→ **WHAT IS BEING ASKED**:
Tell how many lines include the string "Jeśli". Answer with a single number.

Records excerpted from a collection
· · · · · · ·
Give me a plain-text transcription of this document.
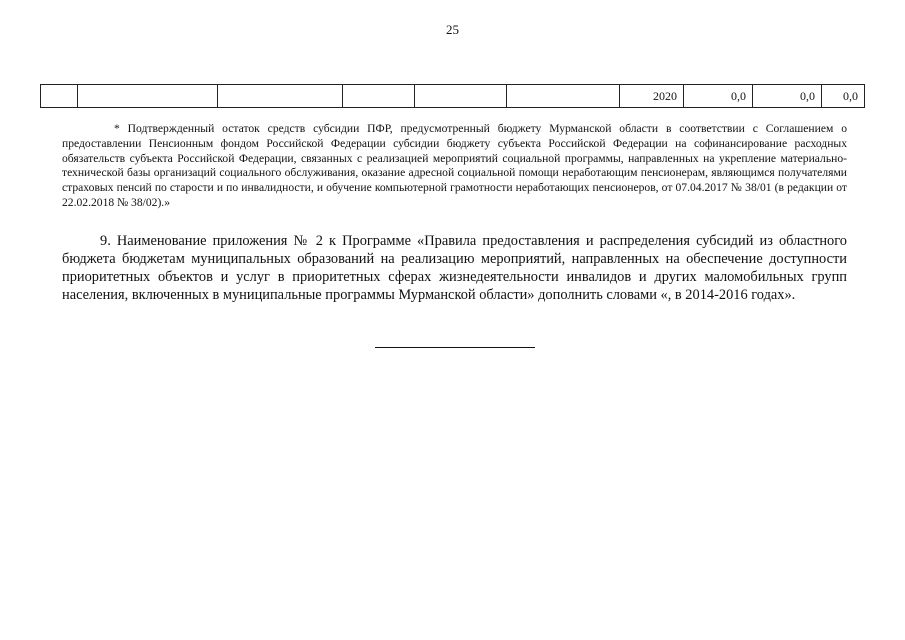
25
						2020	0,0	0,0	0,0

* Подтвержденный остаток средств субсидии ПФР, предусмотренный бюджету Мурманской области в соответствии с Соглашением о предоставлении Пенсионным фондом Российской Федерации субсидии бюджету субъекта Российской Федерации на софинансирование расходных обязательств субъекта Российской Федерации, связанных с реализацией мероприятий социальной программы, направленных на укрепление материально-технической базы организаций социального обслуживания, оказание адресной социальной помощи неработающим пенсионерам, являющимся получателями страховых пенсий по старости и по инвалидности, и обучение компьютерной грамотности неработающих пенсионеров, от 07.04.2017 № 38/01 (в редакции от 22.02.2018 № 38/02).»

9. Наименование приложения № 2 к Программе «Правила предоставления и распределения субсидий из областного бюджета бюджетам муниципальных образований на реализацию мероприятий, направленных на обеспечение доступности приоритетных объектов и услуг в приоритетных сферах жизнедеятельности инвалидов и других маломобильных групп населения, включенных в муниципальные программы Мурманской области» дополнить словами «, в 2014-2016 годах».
· · · · · · ·
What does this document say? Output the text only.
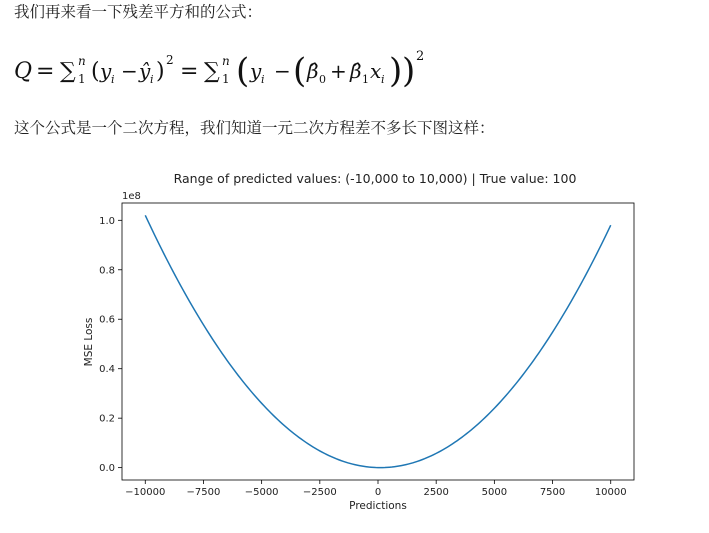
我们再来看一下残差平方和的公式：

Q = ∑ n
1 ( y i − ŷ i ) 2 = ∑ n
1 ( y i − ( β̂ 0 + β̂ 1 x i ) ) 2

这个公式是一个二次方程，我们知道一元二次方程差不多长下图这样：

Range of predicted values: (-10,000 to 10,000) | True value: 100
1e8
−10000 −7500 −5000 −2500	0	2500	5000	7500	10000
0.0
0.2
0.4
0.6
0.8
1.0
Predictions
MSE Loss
· · · · · · ·
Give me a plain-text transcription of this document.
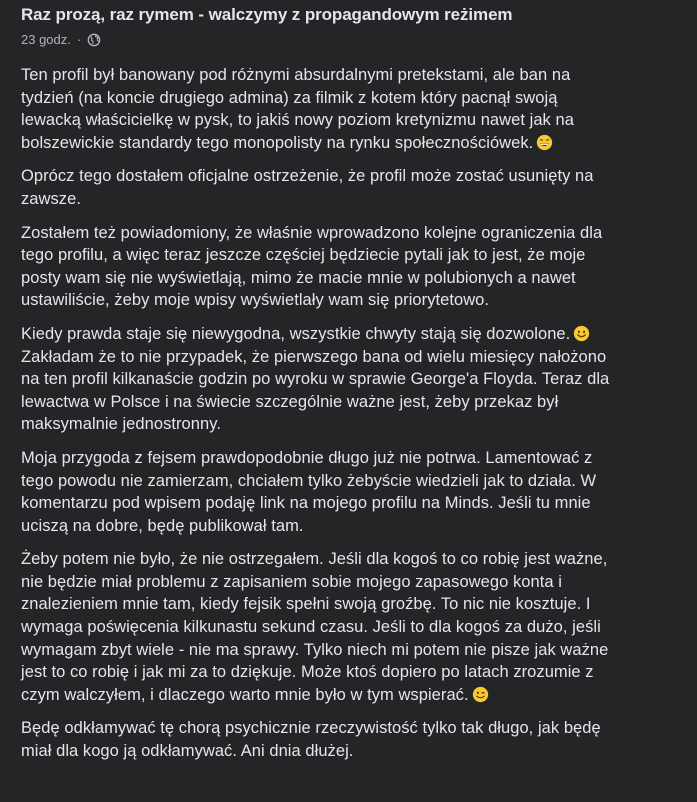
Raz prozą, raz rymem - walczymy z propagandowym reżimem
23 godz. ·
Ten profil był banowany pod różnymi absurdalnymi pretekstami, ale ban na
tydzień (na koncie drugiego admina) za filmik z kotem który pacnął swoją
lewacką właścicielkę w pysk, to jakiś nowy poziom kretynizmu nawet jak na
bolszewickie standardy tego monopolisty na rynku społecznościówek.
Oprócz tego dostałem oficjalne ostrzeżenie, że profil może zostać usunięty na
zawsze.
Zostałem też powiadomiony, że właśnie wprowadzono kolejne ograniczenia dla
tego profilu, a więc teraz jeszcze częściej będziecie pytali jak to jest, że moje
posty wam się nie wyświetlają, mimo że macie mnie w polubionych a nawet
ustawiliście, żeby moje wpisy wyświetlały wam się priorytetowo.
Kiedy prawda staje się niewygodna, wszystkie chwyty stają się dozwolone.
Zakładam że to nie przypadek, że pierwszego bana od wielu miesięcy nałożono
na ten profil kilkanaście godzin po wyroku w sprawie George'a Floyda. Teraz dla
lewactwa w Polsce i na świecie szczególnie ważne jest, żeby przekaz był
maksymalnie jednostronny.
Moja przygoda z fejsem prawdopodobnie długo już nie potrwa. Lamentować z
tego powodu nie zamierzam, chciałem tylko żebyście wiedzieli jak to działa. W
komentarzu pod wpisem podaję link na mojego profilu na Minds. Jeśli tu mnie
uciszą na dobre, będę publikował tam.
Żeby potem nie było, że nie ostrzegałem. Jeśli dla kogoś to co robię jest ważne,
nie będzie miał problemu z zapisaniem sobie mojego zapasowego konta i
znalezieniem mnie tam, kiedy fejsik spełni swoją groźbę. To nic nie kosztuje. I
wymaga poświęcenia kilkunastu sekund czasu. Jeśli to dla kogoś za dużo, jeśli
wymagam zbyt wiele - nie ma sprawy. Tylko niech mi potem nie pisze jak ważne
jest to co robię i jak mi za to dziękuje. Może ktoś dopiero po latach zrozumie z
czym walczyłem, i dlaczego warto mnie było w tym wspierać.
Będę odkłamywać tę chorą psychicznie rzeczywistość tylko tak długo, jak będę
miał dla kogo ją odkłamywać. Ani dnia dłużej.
· · · · · · ·
→ **TASK OUTPUT**:
3